[WHAT IS EXPECTED]: Output the entries below exactly as written, omitting pictures.

[DATASET EXTRACT]:
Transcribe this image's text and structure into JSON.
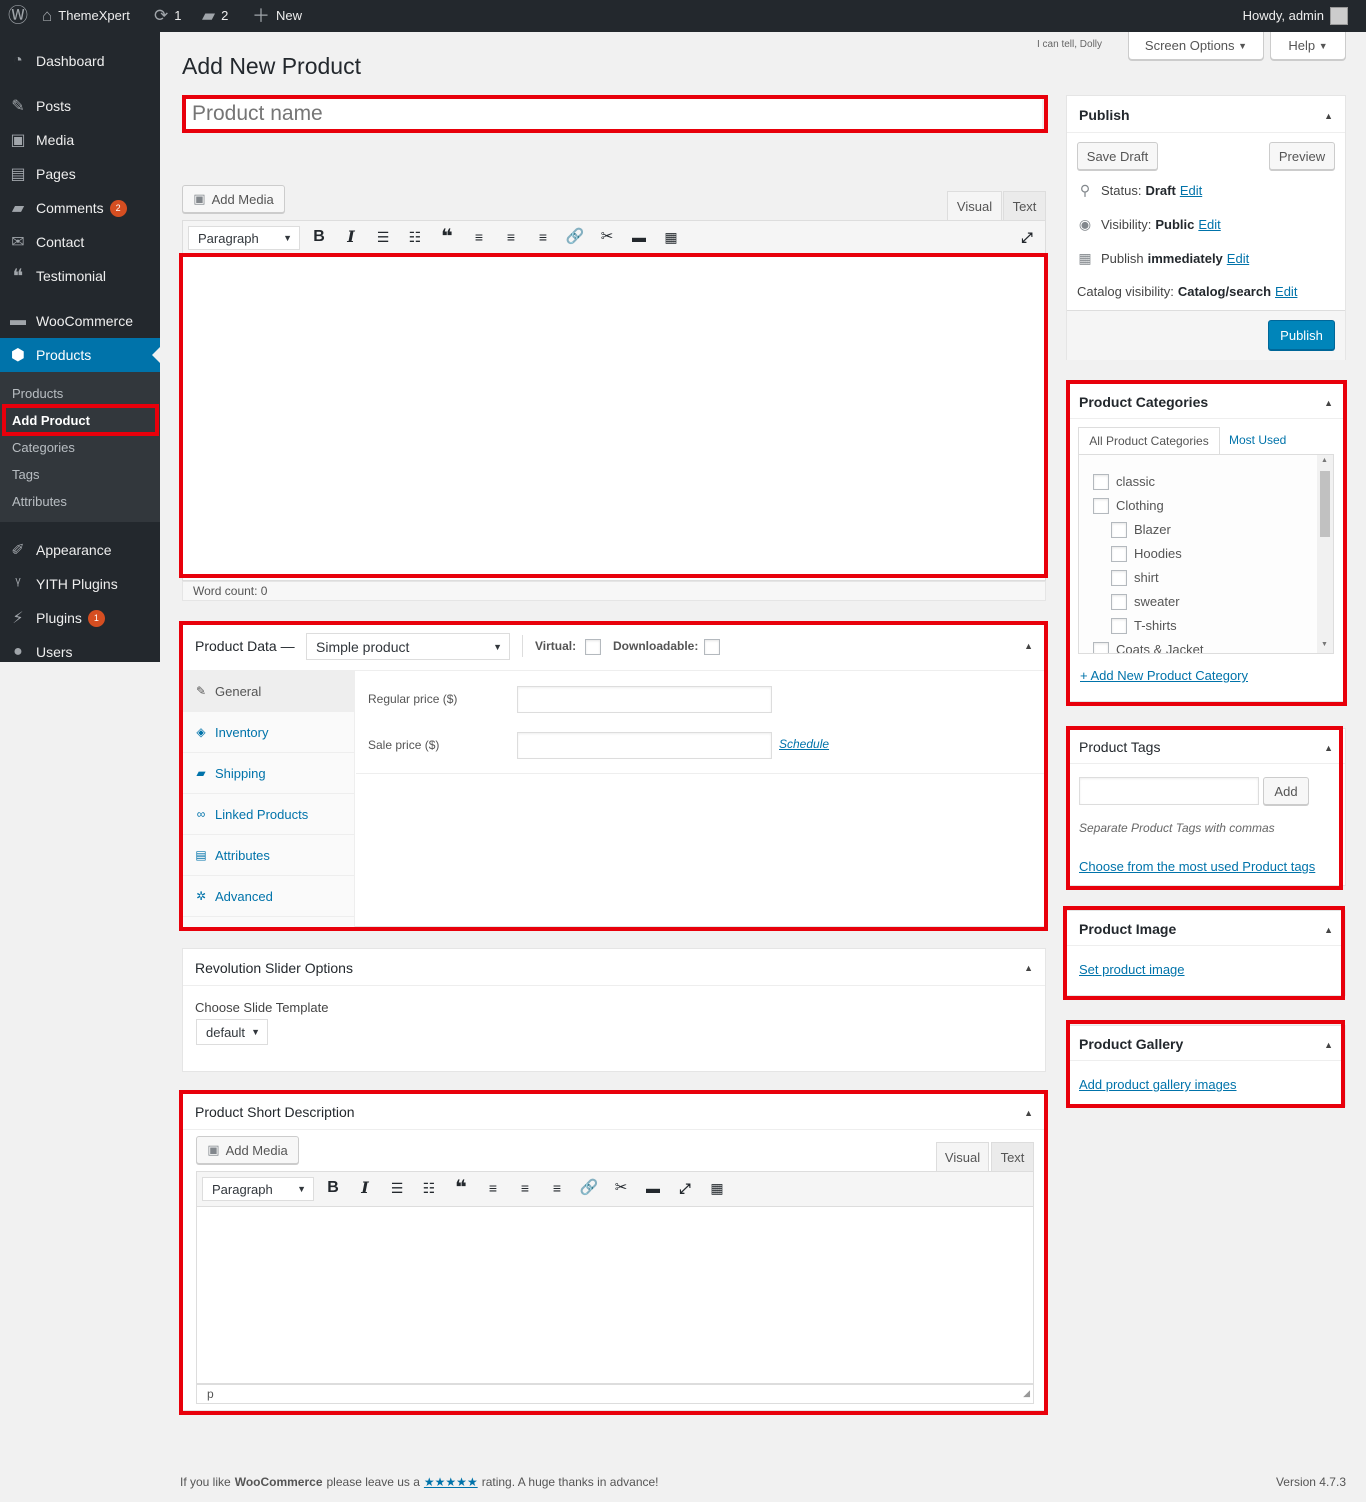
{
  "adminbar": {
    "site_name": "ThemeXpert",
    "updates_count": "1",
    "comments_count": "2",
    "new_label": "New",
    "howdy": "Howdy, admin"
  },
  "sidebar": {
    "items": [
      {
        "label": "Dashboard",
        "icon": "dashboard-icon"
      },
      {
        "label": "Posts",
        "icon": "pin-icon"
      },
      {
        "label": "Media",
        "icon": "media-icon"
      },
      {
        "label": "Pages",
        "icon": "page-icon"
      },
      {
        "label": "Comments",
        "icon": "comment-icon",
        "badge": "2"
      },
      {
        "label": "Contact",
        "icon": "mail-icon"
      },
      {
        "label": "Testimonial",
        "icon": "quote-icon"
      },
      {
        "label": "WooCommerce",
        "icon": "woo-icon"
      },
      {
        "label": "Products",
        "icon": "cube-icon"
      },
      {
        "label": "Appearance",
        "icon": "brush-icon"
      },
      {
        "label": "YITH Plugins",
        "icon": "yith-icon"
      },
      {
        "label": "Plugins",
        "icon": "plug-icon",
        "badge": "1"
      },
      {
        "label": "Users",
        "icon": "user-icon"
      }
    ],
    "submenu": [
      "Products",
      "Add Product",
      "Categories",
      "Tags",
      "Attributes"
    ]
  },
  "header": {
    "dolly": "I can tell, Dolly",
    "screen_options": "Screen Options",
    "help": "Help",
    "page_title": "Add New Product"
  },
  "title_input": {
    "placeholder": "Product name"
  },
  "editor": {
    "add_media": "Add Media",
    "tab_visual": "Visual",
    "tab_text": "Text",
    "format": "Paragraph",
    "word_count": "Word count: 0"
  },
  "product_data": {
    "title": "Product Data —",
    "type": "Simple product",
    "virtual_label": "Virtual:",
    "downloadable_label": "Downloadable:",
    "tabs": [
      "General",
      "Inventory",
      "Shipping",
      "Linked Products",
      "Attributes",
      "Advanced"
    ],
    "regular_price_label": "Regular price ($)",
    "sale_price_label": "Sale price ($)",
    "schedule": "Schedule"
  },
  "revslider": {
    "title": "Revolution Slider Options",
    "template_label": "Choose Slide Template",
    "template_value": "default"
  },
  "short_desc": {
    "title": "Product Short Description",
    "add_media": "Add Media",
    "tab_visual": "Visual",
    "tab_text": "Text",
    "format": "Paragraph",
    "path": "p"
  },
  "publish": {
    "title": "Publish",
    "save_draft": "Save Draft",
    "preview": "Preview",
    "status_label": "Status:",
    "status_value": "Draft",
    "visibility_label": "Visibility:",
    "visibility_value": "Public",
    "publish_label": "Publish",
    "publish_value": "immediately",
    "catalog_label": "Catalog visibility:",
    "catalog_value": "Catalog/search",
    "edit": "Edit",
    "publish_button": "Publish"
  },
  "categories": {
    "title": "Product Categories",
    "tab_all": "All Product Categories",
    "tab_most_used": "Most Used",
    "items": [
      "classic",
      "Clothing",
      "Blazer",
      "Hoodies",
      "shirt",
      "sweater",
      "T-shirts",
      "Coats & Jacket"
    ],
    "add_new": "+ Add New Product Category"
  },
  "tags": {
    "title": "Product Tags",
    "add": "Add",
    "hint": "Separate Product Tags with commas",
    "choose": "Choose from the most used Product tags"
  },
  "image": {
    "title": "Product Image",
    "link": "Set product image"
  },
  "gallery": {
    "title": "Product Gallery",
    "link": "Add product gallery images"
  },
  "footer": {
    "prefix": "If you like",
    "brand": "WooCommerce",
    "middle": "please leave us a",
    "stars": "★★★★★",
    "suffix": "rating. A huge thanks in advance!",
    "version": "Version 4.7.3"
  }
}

[WRITTEN REPLY]:
Transcribe this image's text and structure into JSON.
{
  "adminbar": {
    "site_name": "ThemeXpert",
    "updates_count": "1",
    "comments_count": "2",
    "new_label": "New",
    "howdy": "Howdy, admin"
  },
  "sidebar": {
    "items": [
      {
        "label": "Dashboard",
        "icon": "dashboard-icon"
      },
      {
        "label": "Posts",
        "icon": "pin-icon"
      },
      {
        "label": "Media",
        "icon": "media-icon"
      },
      {
        "label": "Pages",
        "icon": "page-icon"
      },
      {
        "label": "Comments",
        "icon": "comment-icon",
        "badge": "2"
      },
      {
        "label": "Contact",
        "icon": "mail-icon"
      },
      {
        "label": "Testimonial",
        "icon": "quote-icon"
      },
      {
        "label": "WooCommerce",
        "icon": "woo-icon"
      },
      {
        "label": "Products",
        "icon": "cube-icon"
      },
      {
        "label": "Appearance",
        "icon": "brush-icon"
      },
      {
        "label": "YITH Plugins",
        "icon": "yith-icon"
      },
      {
        "label": "Plugins",
        "icon": "plug-icon",
        "badge": "1"
      },
      {
        "label": "Users",
        "icon": "user-icon"
      }
    ],
    "submenu": [
      "Products",
      "Add Product",
      "Categories",
      "Tags",
      "Attributes"
    ]
  },
  "header": {
    "dolly": "I can tell, Dolly",
    "screen_options": "Screen Options",
    "help": "Help",
    "page_title": "Add New Product"
  },
  "title_input": {
    "placeholder": "Product name"
  },
  "editor": {
    "add_media": "Add Media",
    "tab_visual": "Visual",
    "tab_text": "Text",
    "format": "Paragraph",
    "word_count": "Word count: 0"
  },
  "product_data": {
    "title": "Product Data —",
    "type": "Simple product",
    "virtual_label": "Virtual:",
    "downloadable_label": "Downloadable:",
    "tabs": [
      "General",
      "Inventory",
      "Shipping",
      "Linked Products",
      "Attributes",
      "Advanced"
    ],
    "regular_price_label": "Regular price ($)",
    "sale_price_label": "Sale price ($)",
    "schedule": "Schedule"
  },
  "revslider": {
    "title": "Revolution Slider Options",
    "template_label": "Choose Slide Template",
    "template_value": "default"
  },
  "short_desc": {
    "title": "Product Short Description",
    "add_media": "Add Media",
    "tab_visual": "Visual",
    "tab_text": "Text",
    "format": "Paragraph",
    "path": "p"
  },
  "publish": {
    "title": "Publish",
    "save_draft": "Save Draft",
    "preview": "Preview",
    "status_label": "Status:",
    "status_value": "Draft",
    "visibility_label": "Visibility:",
    "visibility_value": "Public",
    "publish_label": "Publish",
    "publish_value": "immediately",
    "catalog_label": "Catalog visibility:",
    "catalog_value": "Catalog/search",
    "edit": "Edit",
    "publish_button": "Publish"
  },
  "categories": {
    "title": "Product Categories",
    "tab_all": "All Product Categories",
    "tab_most_used": "Most Used",
    "items": [
      "classic",
      "Clothing",
      "Blazer",
      "Hoodies",
      "shirt",
      "sweater",
      "T-shirts",
      "Coats & Jacket"
    ],
    "add_new": "+ Add New Product Category"
  },
  "tags": {
    "title": "Product Tags",
    "add": "Add",
    "hint": "Separate Product Tags with commas",
    "choose": "Choose from the most used Product tags"
  },
  "image": {
    "title": "Product Image",
    "link": "Set product image"
  },
  "gallery": {
    "title": "Product Gallery",
    "link": "Add product gallery images"
  },
  "footer": {
    "prefix": "If you like",
    "brand": "WooCommerce",
    "middle": "please leave us a",
    "stars": "★★★★★",
    "suffix": "rating. A huge thanks in advance!",
    "version": "Version 4.7.3"
  }
}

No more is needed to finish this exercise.